_Text shown_
——————————
If only such a bike existed.


----------



## mozami

Yes 29ers definitely do make a nice alternative rigid setup for cross... personally I prefer the weight saving of the smaller wheels although this means i definitely have to be more picky about what line to pick


----------



## atpjunkie

*if I had to sell all my bikes but one*

I'd keep a cx

covers the most situations in the best manners


----------



## cyclevt

*At the extremes...*

A cross bike will be a lot to handle on single track with rocks and really steep sections. It's not a deal breaker, but a CX bike with 40mm tires and the right (slack?) geometry would do the best on true trails. Though when I ride my CX bike on trail (which I will be doing in a few hours), I regularly start lusting for a 29er....

A Hardtail MTB will be stretched to perform really well in a cross race (based on geometry and weight vs a dedicated cross rig)... you can get skinny MTB tire (at least in 26") and approximate a cross-like wheel... this would lower the rotating weight for racing... limited tread options and no tubular options :-(

But then again. you can tweak a MTB to have drop bars, various fork geometries/options. You can convert a HT MTB in the fall to optimize it for CX and then change it back in the spring.
——————————
_Prompt 1_
Reproduce the forum discussion about cross bikes from "A cross bike" to "in the spring.", substituting "flat bars" for "drop bars".
_Prompt 2_
Continue the forum discussion about cross bikes and mountain bikes from the point where it stops.

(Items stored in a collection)
——————————
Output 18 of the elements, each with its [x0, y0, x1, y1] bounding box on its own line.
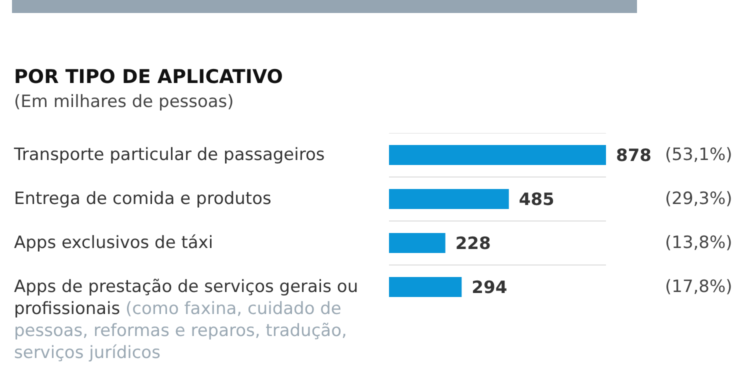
data-label: 294 [472, 278, 508, 298]
text: POR TIPO DE APLICATIVO [14, 66, 283, 88]
text: (17,8%) [665, 277, 732, 297]
category-label: Apps de prestação de serviços gerais ou profissionais (como faxina, cuidado de pessoas, reformas e reparos, tradução, serviços jurídicos [14, 277, 358, 363]
y-tick-label: Transporte particular de passageiros [13, 145, 325, 165]
text: (Em milhares de pessoas) [14, 92, 234, 112]
bar [389, 277, 462, 297]
text: (13,8%) [665, 233, 732, 253]
data-label: 228 [455, 234, 491, 254]
bar [389, 145, 606, 165]
y-tick-label: Apps exclusivos de táxi [14, 233, 214, 253]
text: (29,3%) [665, 189, 732, 209]
bar [389, 189, 509, 209]
data-label: 485 [518, 190, 554, 210]
bar [389, 233, 446, 253]
data-label: 878 [616, 146, 652, 166]
text: (53,1%) [665, 145, 732, 165]
y-tick-label: Entrega de comida e produtos [14, 189, 272, 209]
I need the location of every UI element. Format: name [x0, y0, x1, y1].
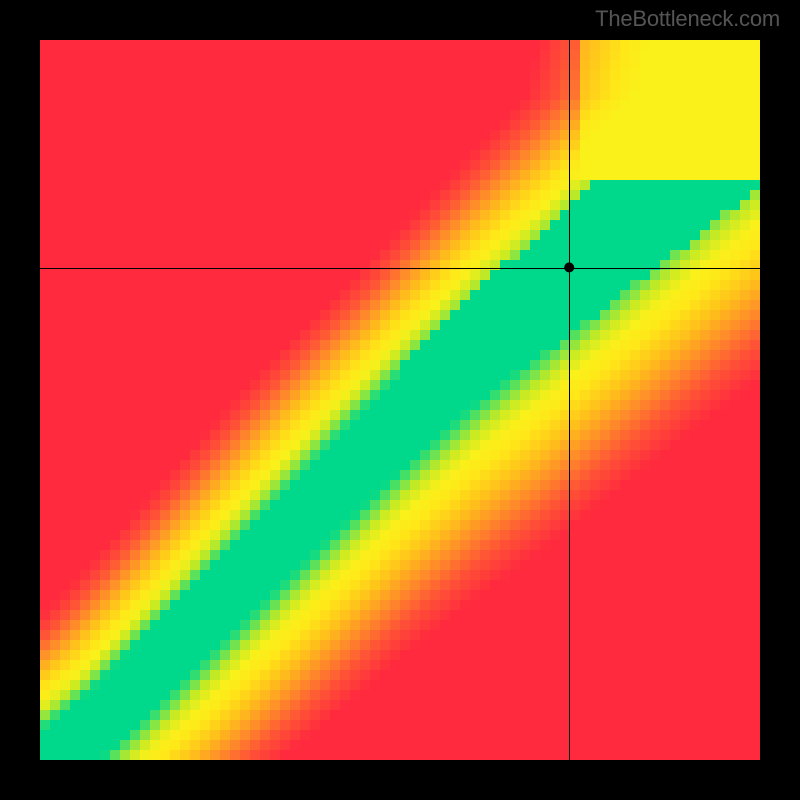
attribution-label: TheBottleneck.com	[595, 6, 780, 32]
chart-container: TheBottleneck.com	[0, 0, 800, 800]
crosshair-overlay	[40, 40, 760, 760]
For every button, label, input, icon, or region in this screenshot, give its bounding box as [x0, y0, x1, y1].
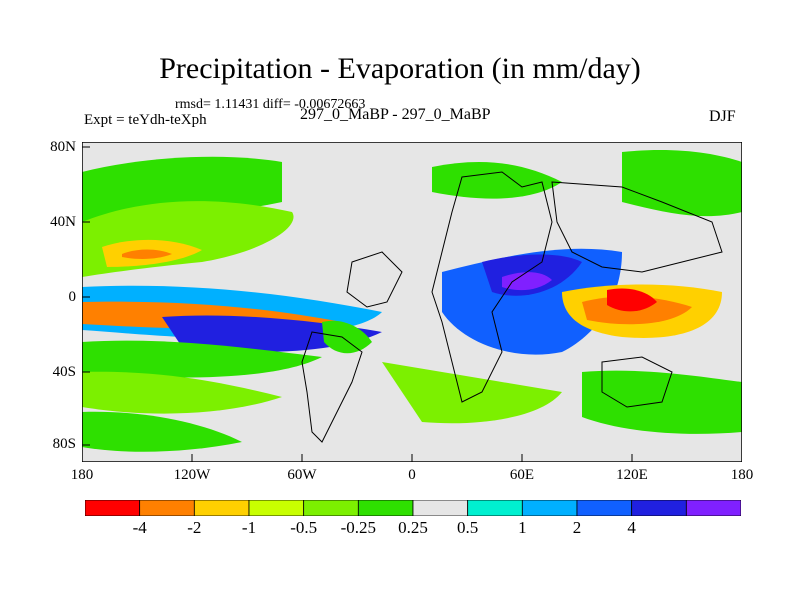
colorbar-label: -4 — [132, 518, 147, 537]
colorbar-swatch — [193, 500, 250, 516]
lat-label-40s: 40S — [52, 364, 76, 380]
plot-title: Precipitation - Evaporation (in mm/day) — [159, 52, 641, 85]
colorbar-swatch — [467, 500, 523, 516]
lon-label-120e: 120E — [616, 467, 648, 483]
colorbar-label: -0.5 — [290, 518, 318, 537]
colorbar-label: 0.25 — [398, 518, 428, 537]
colorbar-swatch — [685, 500, 741, 516]
colorbar-label: 1 — [518, 518, 527, 537]
colorbar-label: -0.25 — [340, 518, 377, 537]
stats-text: rmsd= 1.11431 diff= -0.00672663 — [175, 97, 366, 112]
colorbar-swatch — [139, 500, 195, 516]
lon-label-120w: 120W — [173, 467, 211, 483]
lat-label-40n: 40N — [50, 214, 76, 230]
lat-label-80n: 80N — [50, 139, 76, 155]
axis-ticks — [82, 146, 633, 462]
colorbar-swatch — [521, 500, 578, 516]
colorbar-swatch — [85, 500, 141, 516]
colorbar-swatch — [303, 500, 359, 516]
colorbar-label: -1 — [241, 518, 257, 537]
map-plot — [82, 142, 742, 462]
field-contours — [82, 150, 742, 452]
period-label: 297_0_MaBP - 297_0_MaBP — [300, 106, 491, 123]
colorbar-label: 2 — [572, 518, 582, 537]
colorbar-swatch — [412, 500, 469, 516]
colorbar-swatch — [357, 500, 414, 516]
colorbar — [85, 500, 741, 516]
colorbar-label: 0.5 — [457, 518, 479, 537]
lon-label-60w: 60W — [287, 467, 317, 483]
coastlines — [301, 171, 723, 443]
colorbar-swatch — [631, 500, 687, 516]
colorbar-label: -2 — [187, 518, 202, 537]
lon-label-180w: 180 — [70, 467, 94, 483]
lon-label-180e: 180 — [730, 467, 754, 483]
colorbar-swatch — [576, 500, 633, 516]
experiment-label: Expt = teYdh-teXph — [84, 112, 207, 128]
lon-label-0: 0 — [408, 467, 416, 483]
colorbar-label: 4 — [627, 518, 636, 537]
lat-label-80s: 80S — [52, 436, 76, 452]
lon-label-60e: 60E — [509, 467, 535, 483]
season-label: DJF — [709, 108, 736, 125]
colorbar-swatch — [248, 500, 305, 516]
lat-label-0: 0 — [68, 289, 77, 305]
——————————
_Final answer 1_
A cross bike will be a lot to handle on single track with rocks and really steep sections. It's not a deal breaker, but a CX bike with 40mm tires and the right (slack?) geometry would do the best on true trails. Though when I ride my CX bike on trail (which I will be doing in a few hours), I regularly start lusting for a 29er....

A Hardtail MTB will be stretched to perform really well in a cross race (based on geometry and weight vs a dedicated cross rig)... you can get skinny MTB tire (at least in 26") and approximate a cross-like wheel... this would lower the rotating weight for racing... limited tread options and no tubular options :-(

But then again. you can tweak a MTB to have flat bars, various fork geometries/options. You can convert a HT MTB in the fall to optimize it for CX and then change it back in the spring.

_Final answer 2_
Gearing and drive trains are almost interchangeable, but you'll have to be careful with parts selection....

I guess if I had to choose only one, a light Carbon HT MTB with a (small) pile of CX specific parts might be a good choice.....


----------



## steve_e_f

What is the price range for a XC hardtail MTB that weighs competitively with a decent CX bike?

I have no idea, its a real question.

It seems the lines get blurred between the two. I set up a 1x9 CX bike for my wife this year with riser bars. Aside from the width of the tires and perhaps geometry(?), it seems like it could almost pass as a 29er. The bike cost surprisingly little to build up and weighs 16ish lbs.


----------



## turbomatic73

steve_e_f said:


> What is the price range for a XC hardtail MTB that weighs competitively with a decent CX bike?
> 
> I have no idea, its a real question.
> 
> It seems the lines get blurred between the two. I set up a 1x9 CX bike for my wife this year with riser bars. Aside from the width of the tires and perhaps geometry(?), it seems like it could almost pass as a 29er. The bike cost surprisingly little to build up and weighs 16ish lbs.


Yep good point...building a 22 lb hard tail is a lot more pricey than building a 22 lb 'cross rig.


----------



## gobes

If I only had one bike it would definitely be a cross bike. You can do a lot of trail riding on a cross bike and then swap the tires and go do a 100 mile ride on the road.


----------



## pretender

gobes said:


> You can do a lot of trail riding on a cross bike and then swap the tires and go do a 100 mile ride on the road.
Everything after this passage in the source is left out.